— Begin —

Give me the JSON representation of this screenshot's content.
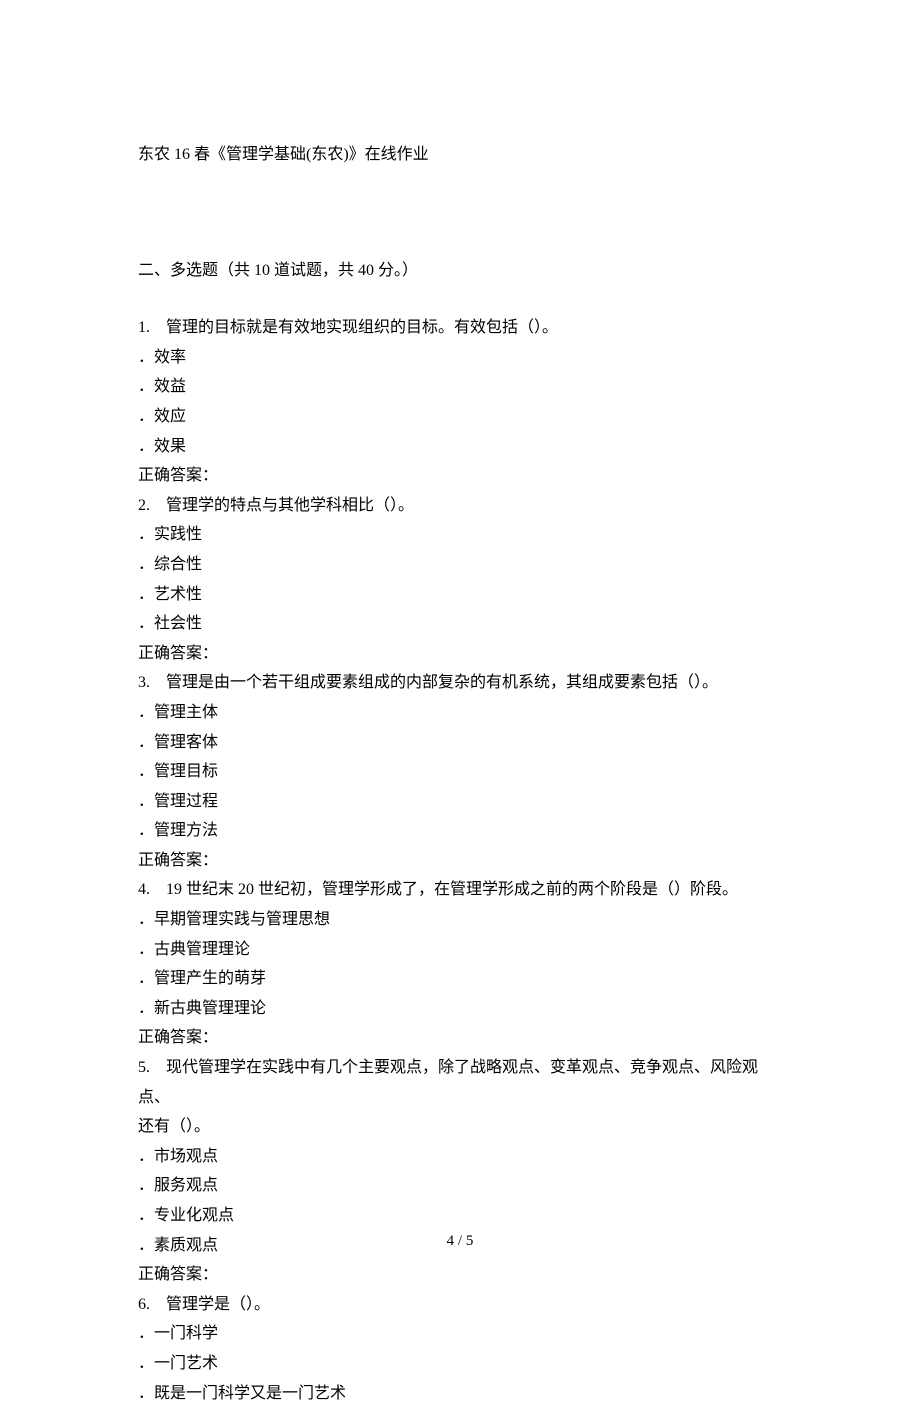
{
  "doc_title": "东农 16 春《管理学基础(东农)》在线作业",
  "section_header": "二、多选题（共 10 道试题，共 40 分。）",
  "questions": [
    {
      "num": "1.",
      "stem": "管理的目标就是有效地实现组织的目标。有效包括（）。",
      "options": [
        "效率",
        "效益",
        "效应",
        "效果"
      ],
      "answer_label": "正确答案："
    },
    {
      "num": "2.",
      "stem": "管理学的特点与其他学科相比（）。",
      "options": [
        "实践性",
        "综合性",
        "艺术性",
        "社会性"
      ],
      "answer_label": "正确答案："
    },
    {
      "num": "3.",
      "stem": "管理是由一个若干组成要素组成的内部复杂的有机系统，其组成要素包括（）。",
      "options": [
        "管理主体",
        "管理客体",
        "管理目标",
        "管理过程",
        "管理方法"
      ],
      "answer_label": "正确答案："
    },
    {
      "num": "4.",
      "stem": "19 世纪末 20 世纪初，管理学形成了，在管理学形成之前的两个阶段是（）阶段。",
      "options": [
        "早期管理实践与管理思想",
        "古典管理理论",
        "管理产生的萌芽",
        "新古典管理理论"
      ],
      "answer_label": "正确答案："
    },
    {
      "num": "5.",
      "stem_line1": "现代管理学在实践中有几个主要观点，除了战略观点、变革观点、竞争观点、风险观点、",
      "stem_line2": "还有（）。",
      "options": [
        "市场观点",
        "服务观点",
        "专业化观点",
        "素质观点"
      ],
      "answer_label": "正确答案："
    },
    {
      "num": "6.",
      "stem": "管理学是（）。",
      "options": [
        "一门科学",
        "一门艺术",
        "既是一门科学又是一门艺术"
      ],
      "answer_label": ""
    }
  ],
  "page_indicator": "4 / 5"
}
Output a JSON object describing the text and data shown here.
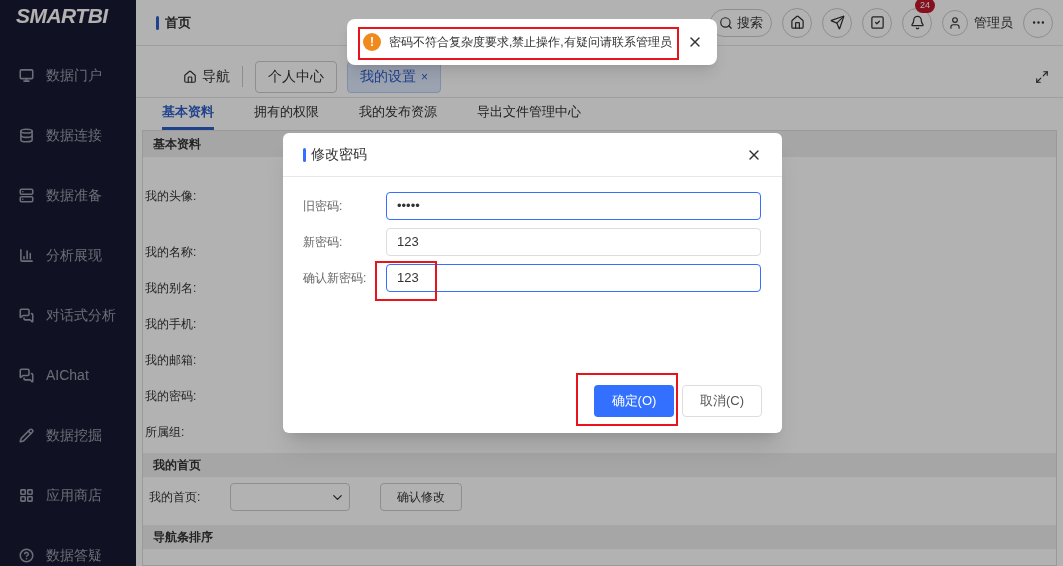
{
  "sidebar": {
    "logo": "SMARTBI",
    "items": [
      {
        "label": "数据门户"
      },
      {
        "label": "数据连接"
      },
      {
        "label": "数据准备"
      },
      {
        "label": "分析展现"
      },
      {
        "label": "对话式分析"
      },
      {
        "label": "AIChat"
      },
      {
        "label": "数据挖掘"
      },
      {
        "label": "应用商店"
      },
      {
        "label": "数据答疑"
      }
    ]
  },
  "header": {
    "breadcrumb": "首页",
    "search": "搜索",
    "notification_count": "24",
    "user": "管理员"
  },
  "tab_bar": {
    "nav": "导航",
    "tabs": [
      {
        "label": "个人中心",
        "selected": false,
        "closable": false
      },
      {
        "label": "我的设置",
        "selected": true,
        "closable": true
      }
    ],
    "close_mark": "×"
  },
  "sub_tabs": [
    {
      "label": "基本资料",
      "selected": true
    },
    {
      "label": "拥有的权限",
      "selected": false
    },
    {
      "label": "我的发布资源",
      "selected": false
    },
    {
      "label": "导出文件管理中心",
      "selected": false
    }
  ],
  "profile": {
    "section": "基本资料",
    "labels": [
      "我的头像:",
      "我的名称:",
      "我的别名:",
      "我的手机:",
      "我的邮箱:",
      "我的密码:",
      "所属组:"
    ]
  },
  "homepage": {
    "section": "我的首页",
    "label": "我的首页:",
    "confirm": "确认修改"
  },
  "nav_order": {
    "section": "导航条排序"
  },
  "dialog": {
    "title": "修改密码",
    "fields": [
      {
        "label": "旧密码:",
        "value": "•••••",
        "focused": true
      },
      {
        "label": "新密码:",
        "value": "123",
        "focused": false
      },
      {
        "label": "确认新密码:",
        "value": "123",
        "focused": true
      }
    ],
    "ok": "确定(O)",
    "cancel": "取消(C)"
  },
  "toast": {
    "message": "密码不符合复杂度要求,禁止操作,有疑问请联系管理员",
    "icon": "!"
  }
}
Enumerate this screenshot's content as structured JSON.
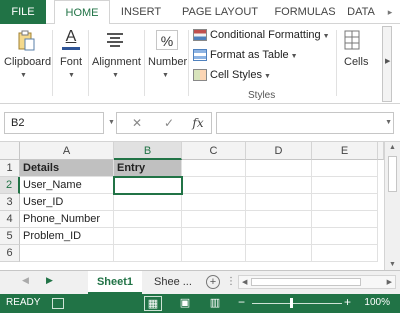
{
  "ribbon_tabs": {
    "file": "FILE",
    "home": "HOME",
    "insert": "INSERT",
    "page_layout": "PAGE LAYOUT",
    "formulas": "FORMULAS",
    "data": "DATA",
    "more": "▸"
  },
  "ribbon": {
    "clipboard": "Clipboard",
    "font": "Font",
    "alignment": "Alignment",
    "number": "Number",
    "number_symbol": "%",
    "conditional_formatting": "Conditional Formatting",
    "format_as_table": "Format as Table",
    "cell_styles": "Cell Styles",
    "styles_group": "Styles",
    "cells": "Cells",
    "font_letter": "A"
  },
  "formula_bar": {
    "name_box": "B2",
    "cancel": "✕",
    "enter": "✓",
    "fx": "fx",
    "content": ""
  },
  "grid": {
    "columns": [
      "A",
      "B",
      "C",
      "D",
      "E"
    ],
    "rows": [
      "1",
      "2",
      "3",
      "4",
      "5",
      "6"
    ],
    "cells": {
      "A1": "Details",
      "B1": "Entry",
      "A2": "User_Name",
      "A3": "User_ID",
      "A4": "Phone_Number",
      "A5": "Problem_ID"
    }
  },
  "sheets": {
    "active": "Sheet1",
    "other": "Shee ...",
    "add": "+"
  },
  "status": {
    "ready": "READY",
    "zoom_out": "−",
    "zoom_in": "+",
    "zoom_level": "100%"
  },
  "colors": {
    "accent": "#217346",
    "header_fill": "#c0c0c0"
  }
}
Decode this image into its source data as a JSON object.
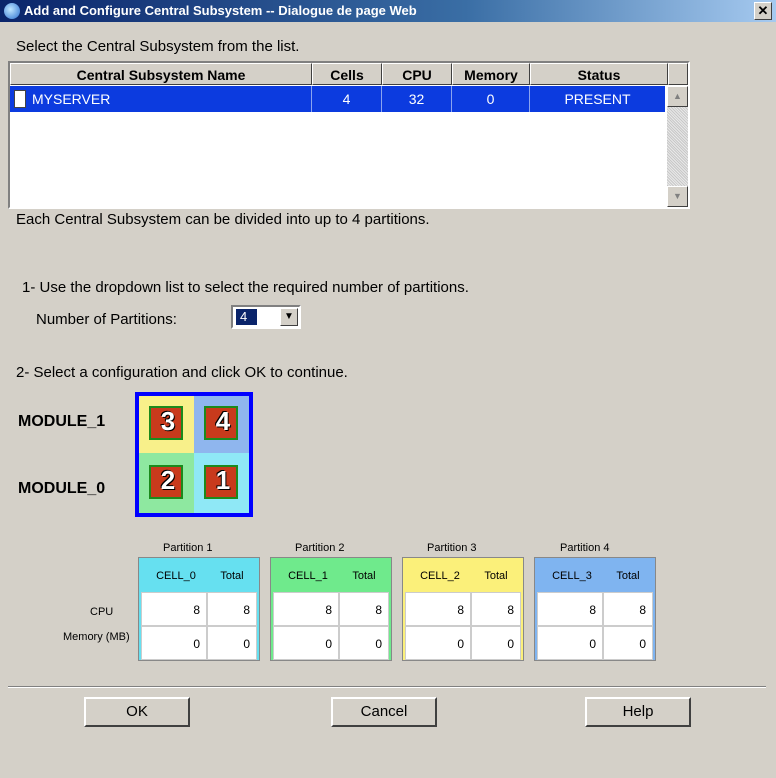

— End —

- [PROBLEM DETAILS]: Retype each line of the listing above word for word. Exclude the pictures.

- [FINISHED TASK]:
Give me the JSON representation of this screenshot's content.
{
  "doc_title": "东农 16 春《管理学基础(东农)》在线作业",
  "section_header": "二、多选题（共 10 道试题，共 40 分。）",
  "questions": [
    {
      "num": "1.",
      "stem": "管理的目标就是有效地实现组织的目标。有效包括（）。",
      "options": [
        "效率",
        "效益",
        "效应",
        "效果"
      ],
      "answer_label": "正确答案："
    },
    {
      "num": "2.",
      "stem": "管理学的特点与其他学科相比（）。",
      "options": [
        "实践性",
        "综合性",
        "艺术性",
        "社会性"
      ],
      "answer_label": "正确答案："
    },
    {
      "num": "3.",
      "stem": "管理是由一个若干组成要素组成的内部复杂的有机系统，其组成要素包括（）。",
      "options": [
        "管理主体",
        "管理客体",
        "管理目标",
        "管理过程",
        "管理方法"
      ],
      "answer_label": "正确答案："
    },
    {
      "num": "4.",
      "stem": "19 世纪末 20 世纪初，管理学形成了，在管理学形成之前的两个阶段是（）阶段。",
      "options": [
        "早期管理实践与管理思想",
        "古典管理理论",
        "管理产生的萌芽",
        "新古典管理理论"
      ],
      "answer_label": "正确答案："
    },
    {
      "num": "5.",
      "stem_line1": "现代管理学在实践中有几个主要观点，除了战略观点、变革观点、竞争观点、风险观点、",
      "stem_line2": "还有（）。",
      "options": [
        "市场观点",
        "服务观点",
        "专业化观点",
        "素质观点"
      ],
      "answer_label": "正确答案："
    },
    {
      "num": "6.",
      "stem": "管理学是（）。",
      "options": [
        "一门科学",
        "一门艺术",
        "既是一门科学又是一门艺术"
      ],
      "answer_label": ""
    }
  ],
  "page_indicator": "4 / 5"
}
Output a JSON object describing the text and data shown here.
{
  "sidebar": {
    "logo": "SMARTBI",
    "items": [
      {
        "label": "数据门户"
      },
      {
        "label": "数据连接"
      },
      {
        "label": "数据准备"
      },
      {
        "label": "分析展现"
      },
      {
        "label": "对话式分析"
      },
      {
        "label": "AIChat"
      },
      {
        "label": "数据挖掘"
      },
      {
        "label": "应用商店"
      },
      {
        "label": "数据答疑"
      }
    ]
  },
  "header": {
    "breadcrumb": "首页",
    "search": "搜索",
    "notification_count": "24",
    "user": "管理员"
  },
  "tab_bar": {
    "nav": "导航",
    "tabs": [
      {
        "label": "个人中心",
        "selected": false,
        "closable": false
      },
      {
        "label": "我的设置",
        "selected": true,
        "closable": true
      }
    ],
    "close_mark": "×"
  },
  "sub_tabs": [
    {
      "label": "基本资料",
      "selected": true
    },
    {
      "label": "拥有的权限",
      "selected": false
    },
    {
      "label": "我的发布资源",
      "selected": false
    },
    {
      "label": "导出文件管理中心",
      "selected": false
    }
  ],
  "profile": {
    "section": "基本资料",
    "labels": [
      "我的头像:",
      "我的名称:",
      "我的别名:",
      "我的手机:",
      "我的邮箱:",
      "我的密码:",
      "所属组:"
    ]
  },
  "homepage": {
    "section": "我的首页",
    "label": "我的首页:",
    "confirm": "确认修改"
  },
  "nav_order": {
    "section": "导航条排序"
  },
  "dialog": {
    "title": "修改密码",
    "fields": [
      {
        "label": "旧密码:",
        "value": "•••••",
        "focused": true
      },
      {
        "label": "新密码:",
        "value": "123",
        "focused": false
      },
      {
        "label": "确认新密码:",
        "value": "123",
        "focused": true
      }
    ],
    "ok": "确定(O)",
    "cancel": "取消(C)"
  },
  "toast": {
    "message": "密码不符合复杂度要求,禁止操作,有疑问请联系管理员",
    "icon": "!"
  }
}
Enumerate this screenshot's content as structured JSON.
{
  "ribbon_tabs": {
    "file": "FILE",
    "home": "HOME",
    "insert": "INSERT",
    "page_layout": "PAGE LAYOUT",
    "formulas": "FORMULAS",
    "data": "DATA",
    "more": "▸"
  },
  "ribbon": {
    "clipboard": "Clipboard",
    "font": "Font",
    "alignment": "Alignment",
    "number": "Number",
    "number_symbol": "%",
    "conditional_formatting": "Conditional Formatting",
    "format_as_table": "Format as Table",
    "cell_styles": "Cell Styles",
    "styles_group": "Styles",
    "cells": "Cells",
    "font_letter": "A"
  },
  "formula_bar": {
    "name_box": "B2",
    "cancel": "✕",
    "enter": "✓",
    "fx": "fx",
    "content": ""
  },
  "grid": {
    "columns": [
      "A",
      "B",
      "C",
      "D",
      "E"
    ],
    "rows": [
      "1",
      "2",
      "3",
      "4",
      "5",
      "6"
    ],
    "cells": {
      "A1": "Details",
      "B1": "Entry",
      "A2": "User_Name",
      "A3": "User_ID",
      "A4": "Phone_Number",
      "A5": "Problem_ID"
    }
  },
  "sheets": {
    "active": "Sheet1",
    "other": "Shee ...",
    "add": "+"
  },
  "status": {
    "ready": "READY",
    "zoom_out": "−",
    "zoom_in": "+",
    "zoom_level": "100%"
  },
  "colors": {
    "accent": "#217346",
    "header_fill": "#c0c0c0"
  }
}
Decode this image into its source data as a JSON object.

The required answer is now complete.